[YOUR TASK]:
How many lines of these entries hold the string "Pyxis"? Reply with the number alone.

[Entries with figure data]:

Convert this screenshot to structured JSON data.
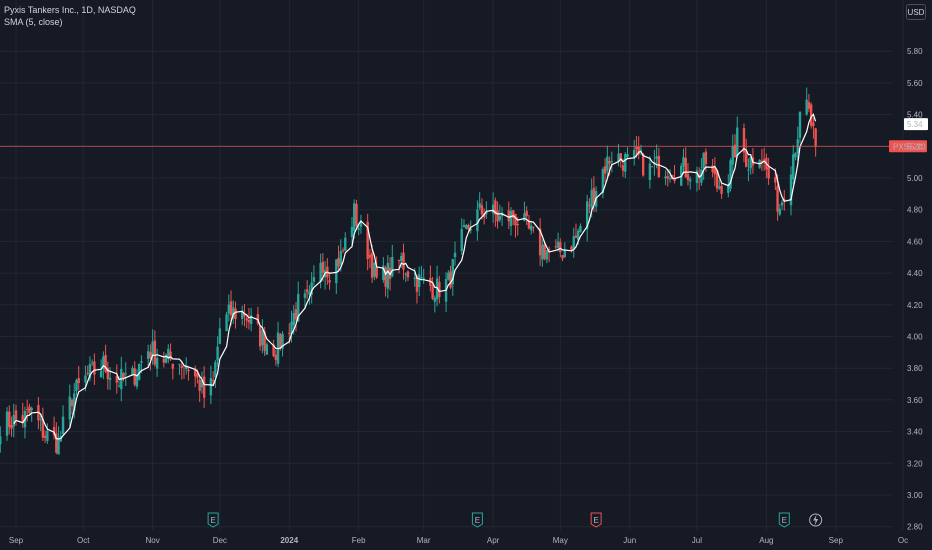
{
  "header": {
    "symbol_line": "Pyxis Tankers Inc., 1D, NASDAQ",
    "indicator_line": "SMA (5, close)"
  },
  "currency_label": "USD",
  "colors": {
    "background": "#161a25",
    "grid": "#232733",
    "up": "#26a69a",
    "down": "#ef5350",
    "sma": "#ffffff",
    "price_line": "#ef5350"
  },
  "price_tag": {
    "symbol": "PXS",
    "value": "5.20"
  },
  "sma_tag": {
    "value": "5.34"
  },
  "events": [
    {
      "icon": "earnings-icon",
      "letter": "E",
      "x_date": "2023-11-28",
      "color": "#26a69a"
    },
    {
      "icon": "earnings-icon",
      "letter": "E",
      "x_date": "2024-03-25",
      "color": "#26a69a"
    },
    {
      "icon": "earnings-icon",
      "letter": "E",
      "x_date": "2024-05-17",
      "color": "#ef5350"
    },
    {
      "icon": "earnings-icon",
      "letter": "E",
      "x_date": "2024-08-09",
      "color": "#26a69a"
    },
    {
      "icon": "lightning-icon",
      "letter": "⚡",
      "x_date": "2024-08-23",
      "color": "#b2b5be"
    }
  ],
  "chart_data": {
    "type": "candlestick",
    "title": "Pyxis Tankers Inc., 1D, NASDAQ",
    "indicator": "SMA (5, close)",
    "currency": "USD",
    "last_price": 5.2,
    "sma_last": 5.34,
    "ylim": [
      2.75,
      5.95
    ],
    "y_ticks": [
      "2.80",
      "3.00",
      "3.20",
      "3.40",
      "3.60",
      "3.80",
      "4.00",
      "4.20",
      "4.40",
      "4.60",
      "4.80",
      "5.00",
      "5.20",
      "5.40",
      "5.60",
      "5.80"
    ],
    "x_ticks": [
      {
        "label": "Sep",
        "date": "2023-09-01"
      },
      {
        "label": "Oct",
        "date": "2023-10-01"
      },
      {
        "label": "Nov",
        "date": "2023-11-01"
      },
      {
        "label": "Dec",
        "date": "2023-12-01"
      },
      {
        "label": "2024",
        "date": "2024-01-01",
        "bold": true
      },
      {
        "label": "Feb",
        "date": "2024-02-01"
      },
      {
        "label": "Mar",
        "date": "2024-03-01"
      },
      {
        "label": "Apr",
        "date": "2024-04-01"
      },
      {
        "label": "May",
        "date": "2024-05-01"
      },
      {
        "label": "Jun",
        "date": "2024-06-01"
      },
      {
        "label": "Jul",
        "date": "2024-07-01"
      },
      {
        "label": "Aug",
        "date": "2024-08-01"
      },
      {
        "label": "Sep",
        "date": "2024-09-01"
      },
      {
        "label": "Oc",
        "date": "2024-10-01"
      }
    ],
    "close_path": [
      [
        "2023-08-25",
        3.45
      ],
      [
        "2023-09-04",
        3.48
      ],
      [
        "2023-09-08",
        3.52
      ],
      [
        "2023-09-14",
        3.38
      ],
      [
        "2023-09-20",
        3.33
      ],
      [
        "2023-09-26",
        3.62
      ],
      [
        "2023-10-03",
        3.75
      ],
      [
        "2023-10-10",
        3.82
      ],
      [
        "2023-10-16",
        3.72
      ],
      [
        "2023-10-23",
        3.74
      ],
      [
        "2023-10-30",
        3.92
      ],
      [
        "2023-11-06",
        3.86
      ],
      [
        "2023-11-10",
        3.85
      ],
      [
        "2023-11-16",
        3.83
      ],
      [
        "2023-11-22",
        3.7
      ],
      [
        "2023-11-24",
        3.62
      ],
      [
        "2023-11-28",
        3.7
      ],
      [
        "2023-12-01",
        4.05
      ],
      [
        "2023-12-06",
        4.15
      ],
      [
        "2023-12-12",
        4.15
      ],
      [
        "2023-12-19",
        4.0
      ],
      [
        "2023-12-26",
        3.92
      ],
      [
        "2024-01-02",
        4.1
      ],
      [
        "2024-01-05",
        4.2
      ],
      [
        "2024-01-10",
        4.22
      ],
      [
        "2024-01-15",
        4.5
      ],
      [
        "2024-01-19",
        4.42
      ],
      [
        "2024-01-24",
        4.5
      ],
      [
        "2024-01-30",
        4.78
      ],
      [
        "2024-02-05",
        4.55
      ],
      [
        "2024-02-09",
        4.35
      ],
      [
        "2024-02-14",
        4.4
      ],
      [
        "2024-02-20",
        4.48
      ],
      [
        "2024-02-26",
        4.36
      ],
      [
        "2024-03-04",
        4.32
      ],
      [
        "2024-03-07",
        4.3
      ],
      [
        "2024-03-12",
        4.34
      ],
      [
        "2024-03-18",
        4.6
      ],
      [
        "2024-03-22",
        4.72
      ],
      [
        "2024-03-26",
        4.78
      ],
      [
        "2024-03-29",
        4.8
      ],
      [
        "2024-04-04",
        4.74
      ],
      [
        "2024-04-10",
        4.76
      ],
      [
        "2024-04-15",
        4.7
      ],
      [
        "2024-04-22",
        4.56
      ],
      [
        "2024-04-29",
        4.52
      ],
      [
        "2024-05-03",
        4.55
      ],
      [
        "2024-05-08",
        4.62
      ],
      [
        "2024-05-14",
        4.85
      ],
      [
        "2024-05-20",
        5.05
      ],
      [
        "2024-05-24",
        5.15
      ],
      [
        "2024-05-31",
        5.1
      ],
      [
        "2024-06-05",
        5.12
      ],
      [
        "2024-06-10",
        5.05
      ],
      [
        "2024-06-14",
        5.08
      ],
      [
        "2024-06-19",
        5.06
      ],
      [
        "2024-06-25",
        5.06
      ],
      [
        "2024-07-01",
        5.02
      ],
      [
        "2024-07-05",
        5.1
      ],
      [
        "2024-07-10",
        4.95
      ],
      [
        "2024-07-15",
        5.0
      ],
      [
        "2024-07-19",
        5.25
      ],
      [
        "2024-07-24",
        5.1
      ],
      [
        "2024-07-29",
        5.18
      ],
      [
        "2024-08-02",
        5.0
      ],
      [
        "2024-08-07",
        4.82
      ],
      [
        "2024-08-12",
        5.1
      ],
      [
        "2024-08-16",
        5.35
      ],
      [
        "2024-08-19",
        5.45
      ],
      [
        "2024-08-21",
        5.34
      ],
      [
        "2024-08-23",
        5.2
      ]
    ]
  }
}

[REPLY TO THE EXERCISE]:
2